## Provided records
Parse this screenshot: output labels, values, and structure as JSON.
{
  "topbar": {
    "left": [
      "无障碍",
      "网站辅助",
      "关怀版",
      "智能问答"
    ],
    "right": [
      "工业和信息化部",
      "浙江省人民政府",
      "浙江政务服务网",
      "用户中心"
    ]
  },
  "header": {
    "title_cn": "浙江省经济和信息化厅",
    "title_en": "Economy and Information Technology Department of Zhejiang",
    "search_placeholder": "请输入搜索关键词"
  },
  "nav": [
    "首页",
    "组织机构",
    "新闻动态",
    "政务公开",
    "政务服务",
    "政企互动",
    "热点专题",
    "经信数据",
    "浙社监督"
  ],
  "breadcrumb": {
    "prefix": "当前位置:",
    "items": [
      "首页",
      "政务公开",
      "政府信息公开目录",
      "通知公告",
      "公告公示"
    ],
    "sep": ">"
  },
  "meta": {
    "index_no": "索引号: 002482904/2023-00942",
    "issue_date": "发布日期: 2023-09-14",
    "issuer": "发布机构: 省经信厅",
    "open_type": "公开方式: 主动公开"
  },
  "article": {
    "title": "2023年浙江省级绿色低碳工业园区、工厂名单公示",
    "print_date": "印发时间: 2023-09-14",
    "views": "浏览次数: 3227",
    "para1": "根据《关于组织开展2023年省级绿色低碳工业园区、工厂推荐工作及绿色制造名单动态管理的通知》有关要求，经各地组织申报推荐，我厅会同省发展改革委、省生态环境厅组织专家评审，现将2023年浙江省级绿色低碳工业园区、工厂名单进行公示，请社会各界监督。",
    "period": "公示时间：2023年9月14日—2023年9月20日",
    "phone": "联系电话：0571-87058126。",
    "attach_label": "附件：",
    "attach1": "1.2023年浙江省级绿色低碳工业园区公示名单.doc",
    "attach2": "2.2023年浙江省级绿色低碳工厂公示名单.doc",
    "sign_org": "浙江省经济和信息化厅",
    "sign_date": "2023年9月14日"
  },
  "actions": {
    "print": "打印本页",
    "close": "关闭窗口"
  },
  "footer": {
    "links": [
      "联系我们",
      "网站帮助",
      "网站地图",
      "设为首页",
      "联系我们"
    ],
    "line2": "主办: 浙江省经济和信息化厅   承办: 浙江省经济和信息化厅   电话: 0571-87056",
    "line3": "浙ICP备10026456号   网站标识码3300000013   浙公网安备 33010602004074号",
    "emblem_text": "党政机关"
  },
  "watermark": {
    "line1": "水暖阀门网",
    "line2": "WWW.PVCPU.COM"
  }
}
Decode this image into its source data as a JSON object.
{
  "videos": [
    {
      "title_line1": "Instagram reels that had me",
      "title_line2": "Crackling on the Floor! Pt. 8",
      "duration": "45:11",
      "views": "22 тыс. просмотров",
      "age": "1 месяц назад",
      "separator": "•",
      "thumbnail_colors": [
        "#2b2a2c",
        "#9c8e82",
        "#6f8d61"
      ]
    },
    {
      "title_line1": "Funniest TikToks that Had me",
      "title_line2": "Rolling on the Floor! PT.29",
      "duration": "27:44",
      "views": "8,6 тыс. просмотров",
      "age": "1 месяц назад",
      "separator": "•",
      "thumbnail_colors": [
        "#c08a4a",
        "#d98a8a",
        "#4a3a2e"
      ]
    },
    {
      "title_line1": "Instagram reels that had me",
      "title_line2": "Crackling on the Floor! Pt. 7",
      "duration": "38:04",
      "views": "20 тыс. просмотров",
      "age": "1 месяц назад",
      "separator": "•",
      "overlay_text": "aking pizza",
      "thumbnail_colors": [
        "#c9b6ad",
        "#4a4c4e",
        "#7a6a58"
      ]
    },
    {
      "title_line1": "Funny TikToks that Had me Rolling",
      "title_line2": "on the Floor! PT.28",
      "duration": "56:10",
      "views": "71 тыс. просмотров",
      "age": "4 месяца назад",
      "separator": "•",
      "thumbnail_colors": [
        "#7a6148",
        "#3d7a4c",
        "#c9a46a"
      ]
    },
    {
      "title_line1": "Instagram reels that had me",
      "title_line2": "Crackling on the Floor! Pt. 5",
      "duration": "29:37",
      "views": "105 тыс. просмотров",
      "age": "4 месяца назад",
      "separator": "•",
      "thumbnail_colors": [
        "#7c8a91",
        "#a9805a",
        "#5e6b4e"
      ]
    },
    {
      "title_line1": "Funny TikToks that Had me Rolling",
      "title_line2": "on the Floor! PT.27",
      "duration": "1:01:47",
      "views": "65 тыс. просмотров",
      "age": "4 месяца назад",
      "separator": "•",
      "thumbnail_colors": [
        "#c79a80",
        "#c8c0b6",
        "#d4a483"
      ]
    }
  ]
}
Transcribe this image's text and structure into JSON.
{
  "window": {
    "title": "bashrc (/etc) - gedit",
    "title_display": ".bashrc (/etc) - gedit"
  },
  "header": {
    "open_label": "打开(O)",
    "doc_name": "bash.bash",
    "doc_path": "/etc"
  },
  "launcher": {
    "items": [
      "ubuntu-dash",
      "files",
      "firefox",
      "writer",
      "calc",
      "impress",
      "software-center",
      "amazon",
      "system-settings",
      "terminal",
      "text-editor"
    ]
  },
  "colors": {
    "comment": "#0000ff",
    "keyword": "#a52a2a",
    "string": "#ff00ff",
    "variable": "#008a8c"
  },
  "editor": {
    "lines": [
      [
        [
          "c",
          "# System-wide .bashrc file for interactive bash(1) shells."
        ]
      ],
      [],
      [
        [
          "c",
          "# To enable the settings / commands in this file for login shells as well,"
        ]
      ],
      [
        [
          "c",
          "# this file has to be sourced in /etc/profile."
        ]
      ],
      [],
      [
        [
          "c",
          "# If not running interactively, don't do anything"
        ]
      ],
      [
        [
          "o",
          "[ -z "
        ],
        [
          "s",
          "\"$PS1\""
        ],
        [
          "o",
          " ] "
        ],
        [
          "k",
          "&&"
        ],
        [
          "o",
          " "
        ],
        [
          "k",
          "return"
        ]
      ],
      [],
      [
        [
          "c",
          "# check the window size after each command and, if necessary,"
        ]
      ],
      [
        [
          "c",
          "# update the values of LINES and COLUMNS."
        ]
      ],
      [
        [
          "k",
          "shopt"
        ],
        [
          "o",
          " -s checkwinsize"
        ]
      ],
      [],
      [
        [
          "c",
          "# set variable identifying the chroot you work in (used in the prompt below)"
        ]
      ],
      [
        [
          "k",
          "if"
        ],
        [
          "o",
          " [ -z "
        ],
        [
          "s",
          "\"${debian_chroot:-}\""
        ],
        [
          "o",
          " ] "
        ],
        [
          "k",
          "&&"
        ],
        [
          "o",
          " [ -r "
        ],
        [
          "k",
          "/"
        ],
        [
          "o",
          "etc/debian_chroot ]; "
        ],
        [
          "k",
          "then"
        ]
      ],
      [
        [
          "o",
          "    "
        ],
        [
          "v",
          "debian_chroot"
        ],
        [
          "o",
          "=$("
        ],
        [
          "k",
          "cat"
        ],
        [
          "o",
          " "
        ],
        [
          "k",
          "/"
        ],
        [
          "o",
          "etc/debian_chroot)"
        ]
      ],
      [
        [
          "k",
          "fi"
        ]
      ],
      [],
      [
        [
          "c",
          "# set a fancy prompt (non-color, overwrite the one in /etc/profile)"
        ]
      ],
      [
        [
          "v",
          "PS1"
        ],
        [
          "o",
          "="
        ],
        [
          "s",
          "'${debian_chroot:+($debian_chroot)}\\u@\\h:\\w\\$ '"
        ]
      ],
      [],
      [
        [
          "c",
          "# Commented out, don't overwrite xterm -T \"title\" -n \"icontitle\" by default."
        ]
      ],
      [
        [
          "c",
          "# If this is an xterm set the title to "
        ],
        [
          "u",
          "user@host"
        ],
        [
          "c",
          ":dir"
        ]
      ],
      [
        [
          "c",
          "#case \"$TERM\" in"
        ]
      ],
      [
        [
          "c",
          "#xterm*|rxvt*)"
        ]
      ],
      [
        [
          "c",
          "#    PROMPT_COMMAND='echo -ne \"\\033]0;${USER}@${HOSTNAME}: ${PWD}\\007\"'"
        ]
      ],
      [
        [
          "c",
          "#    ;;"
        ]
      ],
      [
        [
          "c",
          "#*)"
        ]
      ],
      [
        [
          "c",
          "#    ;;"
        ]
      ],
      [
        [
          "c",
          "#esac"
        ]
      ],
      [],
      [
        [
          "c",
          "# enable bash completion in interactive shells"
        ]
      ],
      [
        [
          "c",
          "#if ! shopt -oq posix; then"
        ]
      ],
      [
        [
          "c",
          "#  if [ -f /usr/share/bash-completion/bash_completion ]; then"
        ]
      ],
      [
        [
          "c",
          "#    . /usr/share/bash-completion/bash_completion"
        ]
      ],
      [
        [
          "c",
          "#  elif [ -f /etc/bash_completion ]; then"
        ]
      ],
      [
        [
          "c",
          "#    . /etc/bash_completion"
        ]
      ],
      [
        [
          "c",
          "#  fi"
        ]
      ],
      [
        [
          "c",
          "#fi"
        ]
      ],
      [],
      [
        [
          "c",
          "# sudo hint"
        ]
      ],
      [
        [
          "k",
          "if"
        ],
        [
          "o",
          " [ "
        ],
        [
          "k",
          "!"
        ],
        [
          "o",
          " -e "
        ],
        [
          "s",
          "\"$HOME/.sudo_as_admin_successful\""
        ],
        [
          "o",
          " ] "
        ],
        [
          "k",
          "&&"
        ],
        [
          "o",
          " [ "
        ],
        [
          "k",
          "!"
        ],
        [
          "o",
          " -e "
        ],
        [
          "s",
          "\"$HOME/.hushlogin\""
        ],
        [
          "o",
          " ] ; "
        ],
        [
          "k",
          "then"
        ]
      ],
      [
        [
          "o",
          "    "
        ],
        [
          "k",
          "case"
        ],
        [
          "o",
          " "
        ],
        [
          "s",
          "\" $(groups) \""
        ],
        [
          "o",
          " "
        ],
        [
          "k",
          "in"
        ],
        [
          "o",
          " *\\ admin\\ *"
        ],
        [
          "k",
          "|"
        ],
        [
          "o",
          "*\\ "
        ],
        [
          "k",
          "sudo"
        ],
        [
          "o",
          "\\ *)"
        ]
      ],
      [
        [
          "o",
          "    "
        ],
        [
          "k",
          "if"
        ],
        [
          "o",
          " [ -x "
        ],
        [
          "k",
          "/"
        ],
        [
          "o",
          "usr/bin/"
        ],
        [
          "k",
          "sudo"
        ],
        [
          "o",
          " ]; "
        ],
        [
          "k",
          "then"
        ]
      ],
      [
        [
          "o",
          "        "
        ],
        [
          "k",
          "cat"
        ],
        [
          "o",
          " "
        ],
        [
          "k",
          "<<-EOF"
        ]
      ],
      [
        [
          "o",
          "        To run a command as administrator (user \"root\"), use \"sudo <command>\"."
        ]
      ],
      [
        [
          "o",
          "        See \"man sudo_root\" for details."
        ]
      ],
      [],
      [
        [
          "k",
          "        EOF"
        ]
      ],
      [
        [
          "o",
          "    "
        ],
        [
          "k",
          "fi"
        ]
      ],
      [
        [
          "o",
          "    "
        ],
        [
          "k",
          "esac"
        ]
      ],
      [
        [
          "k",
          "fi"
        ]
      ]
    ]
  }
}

## What you need to do
Report all lines of the data that include the word "settings".

## Result
      "system-settings",
          "# To enable the settings / commands in this file for login shells as well,"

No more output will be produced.